YOUR GOAL ▸ Exclude the pictures and reproduce the remaining data exactly as written.

THE RECORDS ▸
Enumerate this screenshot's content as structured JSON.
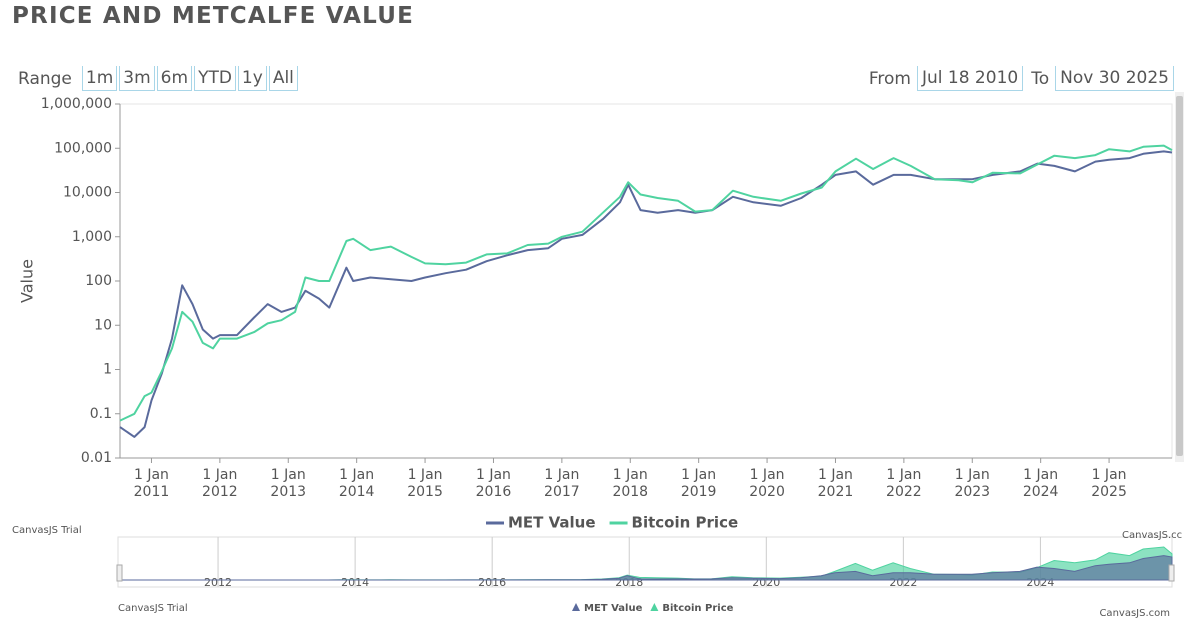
{
  "chart_data": {
    "type": "line",
    "title": "PRICE AND METCALFE VALUE",
    "y_label": "Value",
    "x": [
      2010.54,
      2010.75,
      2010.9,
      2011.0,
      2011.15,
      2011.3,
      2011.45,
      2011.6,
      2011.75,
      2011.9,
      2012.0,
      2012.25,
      2012.5,
      2012.7,
      2012.9,
      2013.1,
      2013.25,
      2013.45,
      2013.6,
      2013.85,
      2013.95,
      2014.2,
      2014.5,
      2014.8,
      2015.0,
      2015.3,
      2015.6,
      2015.9,
      2016.2,
      2016.5,
      2016.8,
      2017.0,
      2017.3,
      2017.6,
      2017.85,
      2017.97,
      2018.15,
      2018.4,
      2018.7,
      2018.95,
      2019.2,
      2019.5,
      2019.8,
      2020.2,
      2020.5,
      2020.8,
      2021.0,
      2021.3,
      2021.55,
      2021.85,
      2022.1,
      2022.45,
      2022.8,
      2023.0,
      2023.3,
      2023.7,
      2023.95,
      2024.2,
      2024.5,
      2024.8,
      2025.0,
      2025.3,
      2025.5,
      2025.8,
      2025.92
    ],
    "series": [
      {
        "name": "MET Value",
        "color": "#5a6a9c",
        "values": [
          0.05,
          0.03,
          0.05,
          0.2,
          0.8,
          5,
          80,
          30,
          8,
          5,
          6,
          6,
          15,
          30,
          20,
          25,
          60,
          40,
          25,
          200,
          100,
          120,
          110,
          100,
          120,
          150,
          180,
          280,
          380,
          500,
          550,
          900,
          1100,
          2500,
          6000,
          15000,
          4000,
          3500,
          4000,
          3500,
          4000,
          8000,
          6000,
          5000,
          7500,
          15000,
          25000,
          30000,
          15000,
          25000,
          25000,
          20000,
          20000,
          20000,
          25000,
          30000,
          45000,
          40000,
          30000,
          50000,
          55000,
          60000,
          75000,
          85000,
          80000
        ]
      },
      {
        "name": "Bitcoin Price",
        "color": "#4fd3a0",
        "values": [
          0.07,
          0.1,
          0.25,
          0.3,
          0.9,
          3,
          20,
          12,
          4,
          3,
          5,
          5,
          7,
          11,
          13,
          20,
          120,
          100,
          100,
          800,
          900,
          500,
          600,
          350,
          250,
          240,
          260,
          400,
          420,
          650,
          700,
          1000,
          1300,
          3500,
          8000,
          17000,
          9000,
          7500,
          6500,
          3700,
          4000,
          11000,
          8000,
          6500,
          9500,
          13000,
          30000,
          58000,
          34000,
          60000,
          40000,
          20000,
          19000,
          17000,
          28000,
          27000,
          43000,
          68000,
          60000,
          70000,
          95000,
          85000,
          108000,
          115000,
          91000
        ]
      }
    ],
    "xlim": [
      2010.54,
      2025.92
    ],
    "xticks": [
      {
        "value": 2011,
        "label": "1 Jan 2011"
      },
      {
        "value": 2012,
        "label": "1 Jan 2012"
      },
      {
        "value": 2013,
        "label": "1 Jan 2013"
      },
      {
        "value": 2014,
        "label": "1 Jan 2014"
      },
      {
        "value": 2015,
        "label": "1 Jan 2015"
      },
      {
        "value": 2016,
        "label": "1 Jan 2016"
      },
      {
        "value": 2017,
        "label": "1 Jan 2017"
      },
      {
        "value": 2018,
        "label": "1 Jan 2018"
      },
      {
        "value": 2019,
        "label": "1 Jan 2019"
      },
      {
        "value": 2020,
        "label": "1 Jan 2020"
      },
      {
        "value": 2021,
        "label": "1 Jan 2021"
      },
      {
        "value": 2022,
        "label": "1 Jan 2022"
      },
      {
        "value": 2023,
        "label": "1 Jan 2023"
      },
      {
        "value": 2024,
        "label": "1 Jan 2024"
      },
      {
        "value": 2025,
        "label": "1 Jan 2025"
      }
    ],
    "ylim": [
      0.01,
      1000000
    ],
    "yticks": [
      0.01,
      0.1,
      1,
      10,
      100,
      {
        "value": 1000,
        "label": "1,000"
      },
      {
        "value": 10000,
        "label": "10,000"
      },
      {
        "value": 100000,
        "label": "100,000"
      },
      {
        "value": 1000000,
        "label": "1,000,000"
      }
    ],
    "log_y": true,
    "grid": false,
    "legend": "bottom"
  },
  "navigator": {
    "xticks": [
      2012,
      2014,
      2016,
      2018,
      2020,
      2022,
      2024
    ]
  },
  "controls": {
    "range_label": "Range",
    "buttons": [
      "1m",
      "3m",
      "6m",
      "YTD",
      "1y",
      "All"
    ],
    "from_label": "From",
    "from": "Jul 18 2010",
    "to_label": "To",
    "to": "Nov 30 2025"
  },
  "watermarks": [
    "CanvasJS Trial",
    "CanvasJS.cc",
    "CanvasJS Trial",
    "CanvasJS.com"
  ]
}
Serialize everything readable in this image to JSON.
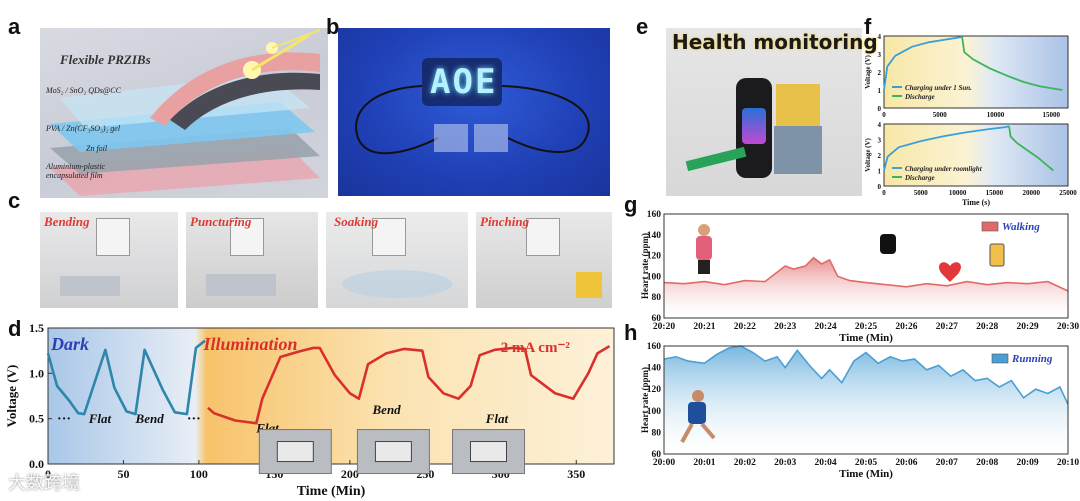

THE REPLY ▸
Enumerate this screenshot's content as structured JSON.
{
  "chart_data": {
    "type": "line",
    "title": "PRICE AND METCALFE VALUE",
    "y_label": "Value",
    "x": [
      2010.54,
      2010.75,
      2010.9,
      2011.0,
      2011.15,
      2011.3,
      2011.45,
      2011.6,
      2011.75,
      2011.9,
      2012.0,
      2012.25,
      2012.5,
      2012.7,
      2012.9,
      2013.1,
      2013.25,
      2013.45,
      2013.6,
      2013.85,
      2013.95,
      2014.2,
      2014.5,
      2014.8,
      2015.0,
      2015.3,
      2015.6,
      2015.9,
      2016.2,
      2016.5,
      2016.8,
      2017.0,
      2017.3,
      2017.6,
      2017.85,
      2017.97,
      2018.15,
      2018.4,
      2018.7,
      2018.95,
      2019.2,
      2019.5,
      2019.8,
      2020.2,
      2020.5,
      2020.8,
      2021.0,
      2021.3,
      2021.55,
      2021.85,
      2022.1,
      2022.45,
      2022.8,
      2023.0,
      2023.3,
      2023.7,
      2023.95,
      2024.2,
      2024.5,
      2024.8,
      2025.0,
      2025.3,
      2025.5,
      2025.8,
      2025.92
    ],
    "series": [
      {
        "name": "MET Value",
        "color": "#5a6a9c",
        "values": [
          0.05,
          0.03,
          0.05,
          0.2,
          0.8,
          5,
          80,
          30,
          8,
          5,
          6,
          6,
          15,
          30,
          20,
          25,
          60,
          40,
          25,
          200,
          100,
          120,
          110,
          100,
          120,
          150,
          180,
          280,
          380,
          500,
          550,
          900,
          1100,
          2500,
          6000,
          15000,
          4000,
          3500,
          4000,
          3500,
          4000,
          8000,
          6000,
          5000,
          7500,
          15000,
          25000,
          30000,
          15000,
          25000,
          25000,
          20000,
          20000,
          20000,
          25000,
          30000,
          45000,
          40000,
          30000,
          50000,
          55000,
          60000,
          75000,
          85000,
          80000
        ]
      },
      {
        "name": "Bitcoin Price",
        "color": "#4fd3a0",
        "values": [
          0.07,
          0.1,
          0.25,
          0.3,
          0.9,
          3,
          20,
          12,
          4,
          3,
          5,
          5,
          7,
          11,
          13,
          20,
          120,
          100,
          100,
          800,
          900,
          500,
          600,
          350,
          250,
          240,
          260,
          400,
          420,
          650,
          700,
          1000,
          1300,
          3500,
          8000,
          17000,
          9000,
          7500,
          6500,
          3700,
          4000,
          11000,
          8000,
          6500,
          9500,
          13000,
          30000,
          58000,
          34000,
          60000,
          40000,
          20000,
          19000,
          17000,
          28000,
          27000,
          43000,
          68000,
          60000,
          70000,
          95000,
          85000,
          108000,
          115000,
          91000
        ]
      }
    ],
    "xlim": [
      2010.54,
      2025.92
    ],
    "xticks": [
      {
        "value": 2011,
        "label": "1 Jan 2011"
      },
      {
        "value": 2012,
        "label": "1 Jan 2012"
      },
      {
        "value": 2013,
        "label": "1 Jan 2013"
      },
      {
        "value": 2014,
        "label": "1 Jan 2014"
      },
      {
        "value": 2015,
        "label": "1 Jan 2015"
      },
      {
        "value": 2016,
        "label": "1 Jan 2016"
      },
      {
        "value": 2017,
        "label": "1 Jan 2017"
      },
      {
        "value": 2018,
        "label": "1 Jan 2018"
      },
      {
        "value": 2019,
        "label": "1 Jan 2019"
      },
      {
        "value": 2020,
        "label": "1 Jan 2020"
      },
      {
        "value": 2021,
        "label": "1 Jan 2021"
      },
      {
        "value": 2022,
        "label": "1 Jan 2022"
      },
      {
        "value": 2023,
        "label": "1 Jan 2023"
      },
      {
        "value": 2024,
        "label": "1 Jan 2024"
      },
      {
        "value": 2025,
        "label": "1 Jan 2025"
      }
    ],
    "ylim": [
      0.01,
      1000000
    ],
    "yticks": [
      0.01,
      0.1,
      1,
      10,
      100,
      {
        "value": 1000,
        "label": "1,000"
      },
      {
        "value": 10000,
        "label": "10,000"
      },
      {
        "value": 100000,
        "label": "100,000"
      },
      {
        "value": 1000000,
        "label": "1,000,000"
      }
    ],
    "log_y": true,
    "grid": false,
    "legend": "bottom"
  },
  "navigator": {
    "xticks": [
      2012,
      2014,
      2016,
      2018,
      2020,
      2022,
      2024
    ]
  },
  "controls": {
    "range_label": "Range",
    "buttons": [
      "1m",
      "3m",
      "6m",
      "YTD",
      "1y",
      "All"
    ],
    "from_label": "From",
    "from": "Jul 18 2010",
    "to_label": "To",
    "to": "Nov 30 2025"
  },
  "watermarks": [
    "CanvasJS Trial",
    "CanvasJS.cc",
    "CanvasJS Trial",
    "CanvasJS.com"
  ]
}
Serialize everything readable in this image to JSON.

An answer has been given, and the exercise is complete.